Identify each line containing the word "ffffff" and copy it.

■ Provided data:

<<<<

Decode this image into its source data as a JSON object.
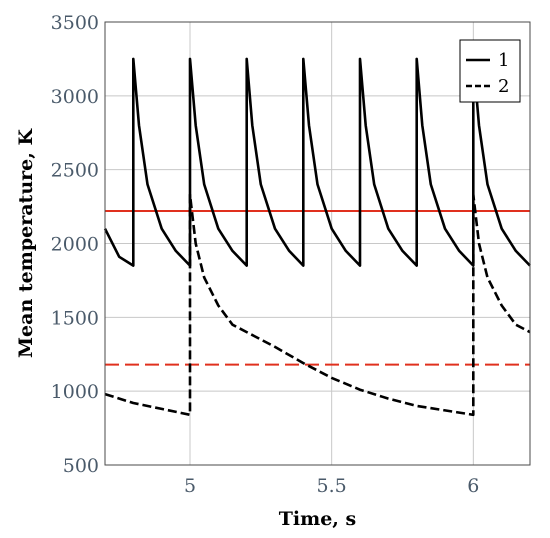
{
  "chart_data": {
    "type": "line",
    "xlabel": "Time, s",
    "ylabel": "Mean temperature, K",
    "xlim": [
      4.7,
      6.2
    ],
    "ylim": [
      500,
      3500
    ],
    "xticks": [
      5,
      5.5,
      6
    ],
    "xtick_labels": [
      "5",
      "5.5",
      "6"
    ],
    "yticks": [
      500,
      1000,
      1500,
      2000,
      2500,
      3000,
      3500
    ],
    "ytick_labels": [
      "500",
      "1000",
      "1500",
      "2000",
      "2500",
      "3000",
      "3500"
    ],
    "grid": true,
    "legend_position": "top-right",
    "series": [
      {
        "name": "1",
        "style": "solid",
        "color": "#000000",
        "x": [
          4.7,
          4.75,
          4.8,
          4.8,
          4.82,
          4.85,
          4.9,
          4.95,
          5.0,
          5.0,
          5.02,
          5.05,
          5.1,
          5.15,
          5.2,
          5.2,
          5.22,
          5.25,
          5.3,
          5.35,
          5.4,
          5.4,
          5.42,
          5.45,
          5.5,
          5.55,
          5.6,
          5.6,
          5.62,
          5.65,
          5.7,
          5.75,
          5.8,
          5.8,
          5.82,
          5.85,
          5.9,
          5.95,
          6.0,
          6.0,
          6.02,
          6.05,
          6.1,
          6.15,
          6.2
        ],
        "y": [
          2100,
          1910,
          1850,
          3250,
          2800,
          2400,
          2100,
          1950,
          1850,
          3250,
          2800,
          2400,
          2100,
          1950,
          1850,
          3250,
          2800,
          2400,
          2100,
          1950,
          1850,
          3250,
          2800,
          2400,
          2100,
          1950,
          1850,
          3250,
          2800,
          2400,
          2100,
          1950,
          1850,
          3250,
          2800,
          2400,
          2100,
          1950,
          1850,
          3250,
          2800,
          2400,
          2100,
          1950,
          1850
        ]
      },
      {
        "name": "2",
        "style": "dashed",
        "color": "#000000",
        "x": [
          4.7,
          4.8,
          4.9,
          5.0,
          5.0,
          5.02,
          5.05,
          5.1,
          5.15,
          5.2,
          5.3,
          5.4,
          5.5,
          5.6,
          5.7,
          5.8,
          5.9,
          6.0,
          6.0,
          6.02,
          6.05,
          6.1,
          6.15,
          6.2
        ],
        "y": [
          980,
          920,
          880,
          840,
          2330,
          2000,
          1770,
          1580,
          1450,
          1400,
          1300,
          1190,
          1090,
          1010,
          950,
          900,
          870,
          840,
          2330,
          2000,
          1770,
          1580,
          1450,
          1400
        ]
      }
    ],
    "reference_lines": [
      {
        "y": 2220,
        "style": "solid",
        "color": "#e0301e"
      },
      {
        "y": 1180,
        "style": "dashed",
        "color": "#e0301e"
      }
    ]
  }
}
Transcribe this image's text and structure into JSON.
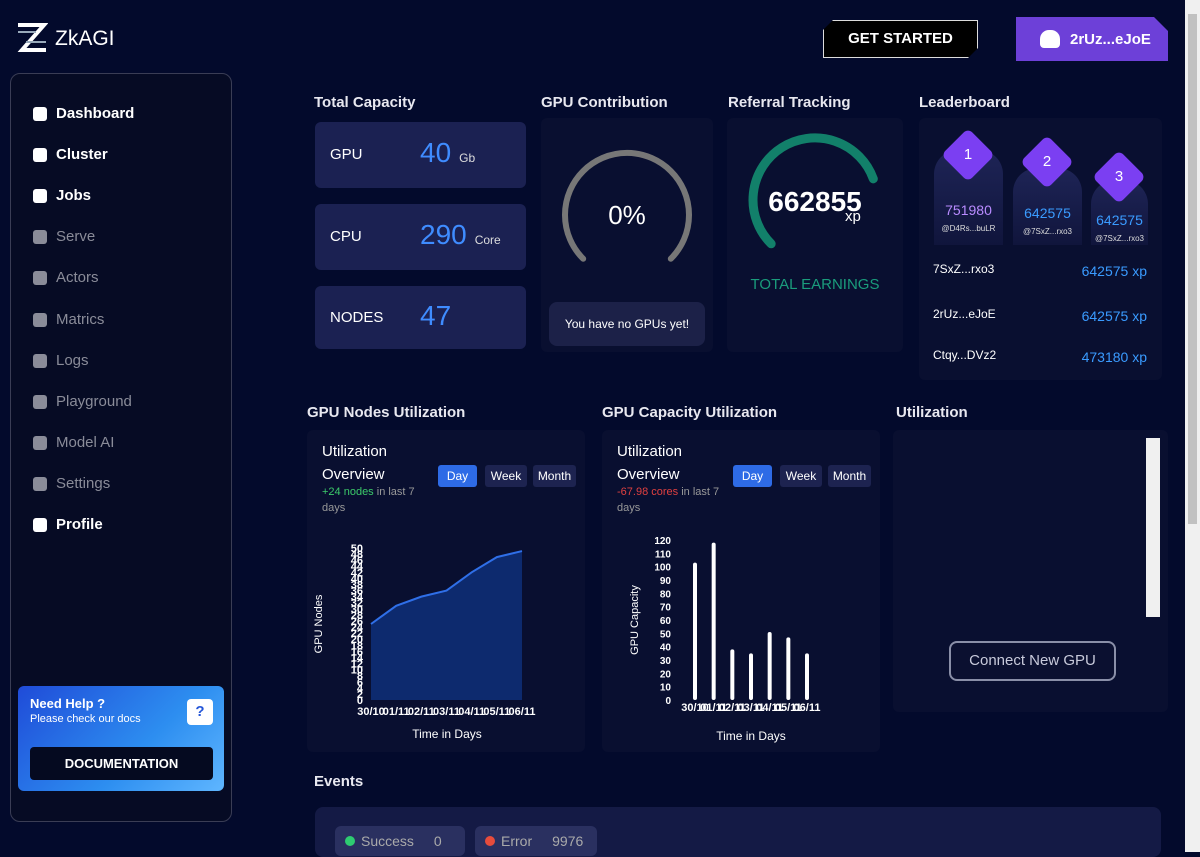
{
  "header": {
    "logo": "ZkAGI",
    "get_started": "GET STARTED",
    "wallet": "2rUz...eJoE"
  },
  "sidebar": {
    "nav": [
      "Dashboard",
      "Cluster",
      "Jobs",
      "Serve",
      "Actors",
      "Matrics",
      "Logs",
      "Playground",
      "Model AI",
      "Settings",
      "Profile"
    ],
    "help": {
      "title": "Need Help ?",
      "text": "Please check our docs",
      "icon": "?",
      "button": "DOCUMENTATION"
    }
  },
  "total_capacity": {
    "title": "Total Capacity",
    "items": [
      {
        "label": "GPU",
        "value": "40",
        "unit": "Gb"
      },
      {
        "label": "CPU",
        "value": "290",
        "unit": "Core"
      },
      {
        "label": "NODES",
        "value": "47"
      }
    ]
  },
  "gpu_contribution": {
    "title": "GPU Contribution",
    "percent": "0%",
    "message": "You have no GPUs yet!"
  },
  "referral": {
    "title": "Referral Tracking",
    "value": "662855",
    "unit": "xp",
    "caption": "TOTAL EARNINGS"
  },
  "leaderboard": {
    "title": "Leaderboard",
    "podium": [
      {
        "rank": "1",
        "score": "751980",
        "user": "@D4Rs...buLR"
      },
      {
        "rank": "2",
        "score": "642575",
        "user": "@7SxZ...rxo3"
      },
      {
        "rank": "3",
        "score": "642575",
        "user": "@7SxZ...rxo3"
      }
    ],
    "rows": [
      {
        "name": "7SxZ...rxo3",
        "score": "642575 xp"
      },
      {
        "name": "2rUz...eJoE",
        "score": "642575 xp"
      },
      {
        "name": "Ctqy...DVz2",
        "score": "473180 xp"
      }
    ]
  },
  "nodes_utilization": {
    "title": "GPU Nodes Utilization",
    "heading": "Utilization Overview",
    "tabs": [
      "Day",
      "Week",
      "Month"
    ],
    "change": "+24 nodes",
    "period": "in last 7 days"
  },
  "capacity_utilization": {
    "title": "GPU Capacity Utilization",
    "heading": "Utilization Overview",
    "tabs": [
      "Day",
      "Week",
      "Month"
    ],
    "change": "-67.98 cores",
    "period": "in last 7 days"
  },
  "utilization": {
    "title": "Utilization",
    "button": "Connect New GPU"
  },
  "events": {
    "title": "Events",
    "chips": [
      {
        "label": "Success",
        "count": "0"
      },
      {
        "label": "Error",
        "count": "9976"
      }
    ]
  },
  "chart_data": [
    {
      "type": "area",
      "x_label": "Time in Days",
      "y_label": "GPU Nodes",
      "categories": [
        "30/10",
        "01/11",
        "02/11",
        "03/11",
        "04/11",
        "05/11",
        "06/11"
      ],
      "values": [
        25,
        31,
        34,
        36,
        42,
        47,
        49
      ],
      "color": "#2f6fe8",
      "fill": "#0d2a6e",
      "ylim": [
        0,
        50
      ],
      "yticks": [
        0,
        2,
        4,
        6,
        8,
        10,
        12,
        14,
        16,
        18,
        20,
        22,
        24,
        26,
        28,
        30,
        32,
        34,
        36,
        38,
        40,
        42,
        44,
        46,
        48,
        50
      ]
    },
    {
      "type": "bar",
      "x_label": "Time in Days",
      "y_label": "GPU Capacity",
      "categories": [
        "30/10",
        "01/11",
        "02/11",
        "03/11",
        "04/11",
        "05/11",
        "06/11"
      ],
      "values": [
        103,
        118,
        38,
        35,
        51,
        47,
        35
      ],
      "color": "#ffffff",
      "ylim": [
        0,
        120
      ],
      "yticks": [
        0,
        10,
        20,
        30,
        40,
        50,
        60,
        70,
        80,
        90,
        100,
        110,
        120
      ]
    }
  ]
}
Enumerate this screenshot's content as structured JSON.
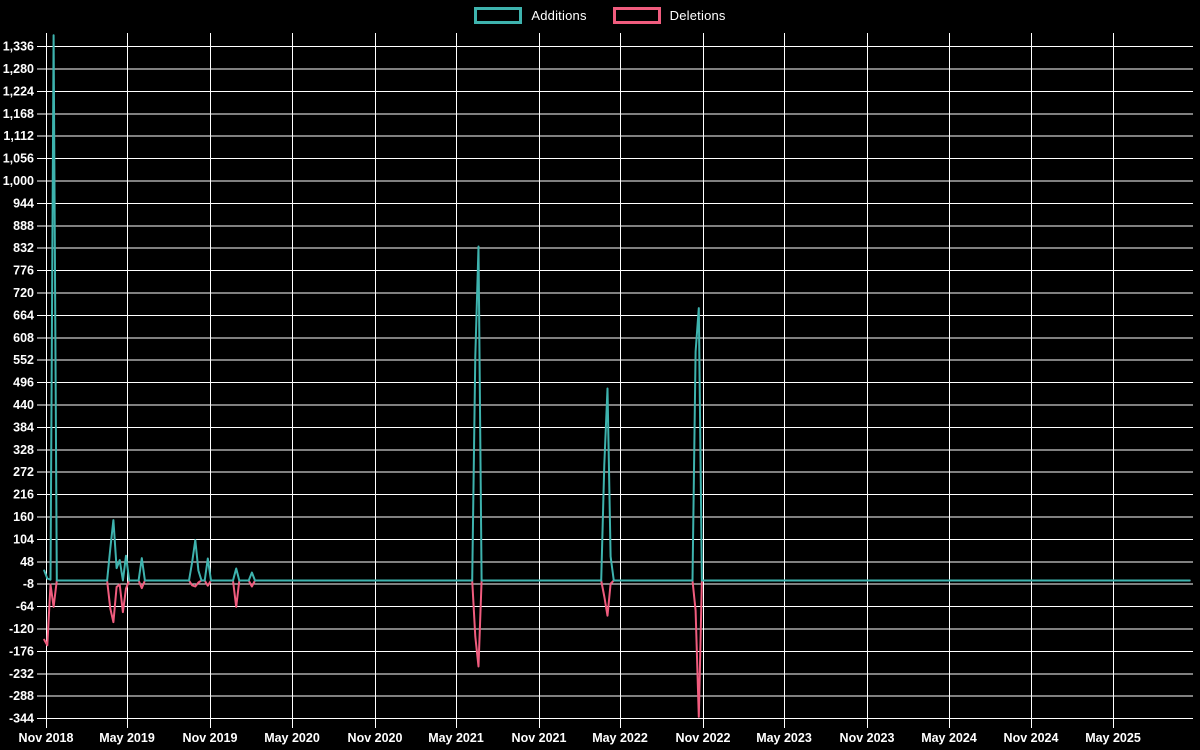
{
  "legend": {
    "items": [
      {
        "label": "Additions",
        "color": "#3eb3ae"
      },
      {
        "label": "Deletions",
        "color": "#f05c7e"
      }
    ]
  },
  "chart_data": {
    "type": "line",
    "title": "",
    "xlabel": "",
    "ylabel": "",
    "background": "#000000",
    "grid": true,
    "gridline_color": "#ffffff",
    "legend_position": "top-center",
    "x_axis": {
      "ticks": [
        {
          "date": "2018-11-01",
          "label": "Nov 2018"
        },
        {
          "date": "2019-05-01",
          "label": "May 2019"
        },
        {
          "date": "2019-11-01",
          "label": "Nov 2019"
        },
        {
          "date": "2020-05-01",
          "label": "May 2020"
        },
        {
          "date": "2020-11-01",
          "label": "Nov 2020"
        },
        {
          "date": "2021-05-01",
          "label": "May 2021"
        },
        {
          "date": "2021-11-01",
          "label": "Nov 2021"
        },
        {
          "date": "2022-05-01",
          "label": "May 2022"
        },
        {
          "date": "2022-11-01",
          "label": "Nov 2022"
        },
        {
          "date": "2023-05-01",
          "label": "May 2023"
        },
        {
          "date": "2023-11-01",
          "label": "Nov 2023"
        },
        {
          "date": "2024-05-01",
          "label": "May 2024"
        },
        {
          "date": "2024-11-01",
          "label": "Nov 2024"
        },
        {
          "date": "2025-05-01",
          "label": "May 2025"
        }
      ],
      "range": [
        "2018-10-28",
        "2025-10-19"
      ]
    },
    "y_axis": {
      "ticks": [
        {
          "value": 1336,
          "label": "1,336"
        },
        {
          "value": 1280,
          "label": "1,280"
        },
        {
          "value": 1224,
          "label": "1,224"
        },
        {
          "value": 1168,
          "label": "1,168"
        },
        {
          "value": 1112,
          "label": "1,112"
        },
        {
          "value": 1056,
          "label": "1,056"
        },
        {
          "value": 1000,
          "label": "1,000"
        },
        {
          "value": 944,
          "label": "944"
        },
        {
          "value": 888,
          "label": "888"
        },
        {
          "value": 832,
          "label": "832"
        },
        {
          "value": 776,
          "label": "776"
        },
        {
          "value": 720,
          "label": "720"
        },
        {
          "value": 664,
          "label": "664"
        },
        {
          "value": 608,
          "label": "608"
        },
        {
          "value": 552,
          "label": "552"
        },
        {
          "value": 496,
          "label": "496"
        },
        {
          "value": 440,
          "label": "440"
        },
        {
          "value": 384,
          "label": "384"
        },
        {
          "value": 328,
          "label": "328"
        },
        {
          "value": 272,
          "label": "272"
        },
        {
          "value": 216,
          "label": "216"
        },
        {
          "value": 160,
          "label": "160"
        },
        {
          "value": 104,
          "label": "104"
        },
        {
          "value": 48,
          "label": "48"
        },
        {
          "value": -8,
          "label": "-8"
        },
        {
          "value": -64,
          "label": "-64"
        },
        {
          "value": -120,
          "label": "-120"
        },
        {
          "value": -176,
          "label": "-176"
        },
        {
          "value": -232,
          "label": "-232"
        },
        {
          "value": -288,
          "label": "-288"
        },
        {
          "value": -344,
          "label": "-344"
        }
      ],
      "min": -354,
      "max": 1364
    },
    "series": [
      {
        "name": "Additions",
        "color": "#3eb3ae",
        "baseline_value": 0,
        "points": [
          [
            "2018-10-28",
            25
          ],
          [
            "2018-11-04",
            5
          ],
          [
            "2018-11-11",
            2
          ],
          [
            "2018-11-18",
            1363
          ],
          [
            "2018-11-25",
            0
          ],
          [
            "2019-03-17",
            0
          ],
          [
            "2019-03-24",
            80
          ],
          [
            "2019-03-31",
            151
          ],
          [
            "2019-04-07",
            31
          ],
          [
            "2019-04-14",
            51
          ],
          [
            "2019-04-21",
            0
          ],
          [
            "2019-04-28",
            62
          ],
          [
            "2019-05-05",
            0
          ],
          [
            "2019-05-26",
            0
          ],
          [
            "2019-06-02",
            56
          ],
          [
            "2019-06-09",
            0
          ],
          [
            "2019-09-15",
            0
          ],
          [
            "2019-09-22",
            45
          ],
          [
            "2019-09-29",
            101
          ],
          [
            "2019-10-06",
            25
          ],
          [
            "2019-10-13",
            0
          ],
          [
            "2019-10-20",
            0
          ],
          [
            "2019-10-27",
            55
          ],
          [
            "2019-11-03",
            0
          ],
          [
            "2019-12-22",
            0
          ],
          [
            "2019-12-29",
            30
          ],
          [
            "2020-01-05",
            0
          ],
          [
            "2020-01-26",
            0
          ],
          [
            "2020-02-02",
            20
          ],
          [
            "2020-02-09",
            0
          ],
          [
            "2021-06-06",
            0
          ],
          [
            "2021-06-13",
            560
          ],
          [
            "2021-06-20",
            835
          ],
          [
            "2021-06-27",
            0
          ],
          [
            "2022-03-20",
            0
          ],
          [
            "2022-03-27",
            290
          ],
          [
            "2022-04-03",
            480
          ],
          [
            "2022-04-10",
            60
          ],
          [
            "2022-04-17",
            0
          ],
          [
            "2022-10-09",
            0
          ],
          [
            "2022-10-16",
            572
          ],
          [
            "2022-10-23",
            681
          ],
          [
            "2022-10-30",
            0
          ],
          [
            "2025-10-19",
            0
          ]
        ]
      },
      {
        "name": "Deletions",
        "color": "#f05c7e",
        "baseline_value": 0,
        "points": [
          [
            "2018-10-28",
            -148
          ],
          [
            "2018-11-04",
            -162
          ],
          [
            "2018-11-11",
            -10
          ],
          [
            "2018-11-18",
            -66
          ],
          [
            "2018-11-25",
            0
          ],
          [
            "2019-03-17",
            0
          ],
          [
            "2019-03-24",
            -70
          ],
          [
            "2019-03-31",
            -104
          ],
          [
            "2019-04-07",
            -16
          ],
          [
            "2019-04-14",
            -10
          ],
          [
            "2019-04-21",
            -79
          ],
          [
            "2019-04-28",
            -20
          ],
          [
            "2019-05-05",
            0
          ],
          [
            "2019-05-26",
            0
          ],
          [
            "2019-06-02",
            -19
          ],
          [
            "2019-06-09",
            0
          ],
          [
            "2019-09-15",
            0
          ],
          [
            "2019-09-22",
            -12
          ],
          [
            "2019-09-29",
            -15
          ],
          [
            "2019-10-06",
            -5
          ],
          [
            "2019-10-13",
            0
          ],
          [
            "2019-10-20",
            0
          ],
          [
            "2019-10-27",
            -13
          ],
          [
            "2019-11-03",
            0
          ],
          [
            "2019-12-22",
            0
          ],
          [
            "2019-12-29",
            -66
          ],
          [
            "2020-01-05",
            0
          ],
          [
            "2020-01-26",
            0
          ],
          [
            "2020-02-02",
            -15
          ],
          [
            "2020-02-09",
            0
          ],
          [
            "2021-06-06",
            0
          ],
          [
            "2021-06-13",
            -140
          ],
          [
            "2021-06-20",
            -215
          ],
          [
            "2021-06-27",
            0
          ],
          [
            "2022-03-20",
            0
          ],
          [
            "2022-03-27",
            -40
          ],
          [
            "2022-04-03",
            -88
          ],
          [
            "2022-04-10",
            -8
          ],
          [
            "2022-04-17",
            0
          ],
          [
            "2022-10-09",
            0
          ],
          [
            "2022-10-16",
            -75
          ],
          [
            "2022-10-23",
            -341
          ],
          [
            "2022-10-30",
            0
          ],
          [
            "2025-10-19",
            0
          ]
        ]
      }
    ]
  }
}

>>>>

■ Reply:
      "color": "#ffffff",
    "gridline_color": "#ffffff",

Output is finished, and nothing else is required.